**Brief 1:** Reproduce the Gareth Arnold text between "Fake News[edit |" and "it in white.", inclusive.
**Brief 2:** List every distinct year mentioned in the Gareth Arnold text.

+++ Given text +++

Gareth Arnold (born 1992), also known as Gareth Arnoult and Geoff Stevens,[citation needed] is an English blogger and businessman who rose to prominence in 2014 for his online trolling of the anti-Islamic political party Britain First, by Jim Dowson. In 2015, he warned about the dangers of fake news before the 2016 United State Elections.[1] During the campaign, he created and monetized prank campaign websites to prove his thesis.[2][3]

In October 2015, Arnold was also involved in a legal dispute with Manchester-based entertainment brand LAD Bible on grounds of trademark, copyright infringement and defamation.[4][5] The case was resolved when LAD Bible apologised.[6]

Arnold has spoken about his online activities on BBC Radio 4 and BBC Radio Sheffield. He appeared in 2016 BBC Three documentary Troll Hunters that investigated the motivations behind trolling and looked at the extent of online disinhibition.[7]

Britain Furst[edit | edit source]

In 2014, Arnold created a social media account to parody Britain First, called Britain Furst, which was responsible for mass trolling covered by worldwide news media. The Guardian reported that Arnold created the parody account when he realized Britain First were real, having originally mistaken their exaggerated posts as satire.[8]

The rise of Britain Furst gave way to a new wave of parodies of the right-wing within the UK,[1] using memes as a tool for countersignalling to tackle the jihad movement,[9] and helped to magnify failed media stunts of Britain First. Britain Furst is also responsible for inspiring numerous parody accounts including "British First", a prolific trolling account that created the online satire publication NewsThump.[10][11]

Arnold was interviewed and filmed as part of a BBC Three investigative documentary into online trolling presented by YouTube beauty vlogger Em Ford and technology journalist David McClelland. Arnold spoke how trolling can be a force for positive social change, despite being considered a pejorative term with strong negative connotations in news media.[7]

In December 2015, major media outlets including the i newspaper, reported on a post by Britain Furst saying that former British Prime Minister David Cameron was considering banning Christmas in the UK to appease minority groups who supposedly hated Christmas. This prompted outrage in Britain First supporters.[12] Days later, Arnold recorded and produced a parody cover of Coldplay's "Fix You" called "Fix UK" mocking the anti-immigrant mentality of the far-right group.[13]

Britain Furst has also been responsible for claims that, "Channel 5 would stop airing Peppa Pig in Muslim majority areas", and that the NHS was, "withholding donated organs from non-immigrants".[14] These posts caught the attention of political groups such as UKIP and Cllr Muhammed Butt, Labour Leader of Brent London Borough Council.[15]

Dr. Sarah Maitland, a Senior Lecturer of Translation Studies at Goldsmiths, University of London, defined Britain Furst as an example of "cultural translation in action", in her 2017 book What is Cultural Transformation?. Maitland decries the impact of "Facebooktavism", a portmanteau of Facebook and slacktivism, and chronicles the works of Britain Furst to explain how it became a "cultural phenomenon" in its mission to disrupt the right-wing.[1]

Fake News[edit | edit source]

In a 2015 interview with VICE Media, Arnold warned that the line between journalism and manufactured news was "beginning to blur". He argued that people no longer care to believe what they read but simply share articles across social media if they "agree with the headline".[14]

Red square with the letters "bfnn" written across it in white.

+++ Supplied information +++

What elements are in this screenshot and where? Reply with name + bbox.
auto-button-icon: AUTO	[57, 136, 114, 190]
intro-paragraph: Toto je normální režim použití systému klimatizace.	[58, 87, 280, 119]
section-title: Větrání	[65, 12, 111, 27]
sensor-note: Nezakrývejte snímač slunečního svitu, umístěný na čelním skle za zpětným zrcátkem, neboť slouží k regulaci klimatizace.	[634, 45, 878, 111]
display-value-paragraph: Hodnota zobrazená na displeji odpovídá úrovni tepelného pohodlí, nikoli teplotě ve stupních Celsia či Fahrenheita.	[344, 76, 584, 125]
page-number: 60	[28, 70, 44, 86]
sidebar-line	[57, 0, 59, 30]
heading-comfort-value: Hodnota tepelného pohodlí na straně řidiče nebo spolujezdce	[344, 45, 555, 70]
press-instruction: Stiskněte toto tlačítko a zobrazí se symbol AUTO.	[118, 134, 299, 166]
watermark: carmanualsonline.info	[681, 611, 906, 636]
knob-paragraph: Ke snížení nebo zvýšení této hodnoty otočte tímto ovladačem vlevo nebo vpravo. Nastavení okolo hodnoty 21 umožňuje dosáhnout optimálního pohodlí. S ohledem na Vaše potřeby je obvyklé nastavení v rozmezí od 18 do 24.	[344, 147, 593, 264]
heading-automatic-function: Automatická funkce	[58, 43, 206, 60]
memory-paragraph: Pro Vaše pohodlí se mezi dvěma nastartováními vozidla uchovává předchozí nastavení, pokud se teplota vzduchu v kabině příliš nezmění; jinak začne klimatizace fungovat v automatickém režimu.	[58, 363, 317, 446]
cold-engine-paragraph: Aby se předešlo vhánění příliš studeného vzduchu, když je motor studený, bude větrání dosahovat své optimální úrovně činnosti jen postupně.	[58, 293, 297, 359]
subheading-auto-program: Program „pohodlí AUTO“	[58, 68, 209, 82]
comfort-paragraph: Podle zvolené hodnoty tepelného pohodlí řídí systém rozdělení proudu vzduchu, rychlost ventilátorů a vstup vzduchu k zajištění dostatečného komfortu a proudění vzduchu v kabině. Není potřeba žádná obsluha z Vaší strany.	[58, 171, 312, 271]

+++

**Expected answer 1:**
Fake News[edit | edit source]

In a 2015 interview with VICE Media, Arnold warned that the line between journalism and manufactured news was "beginning to blur". He argued that people no longer care to believe what they read but simply share articles across social media if they "agree with the headline".[14]

Red square with the letters "bfnn" written across it in white.

**Expected answer 2:** 1992, 2014, 2015, 2016, 2017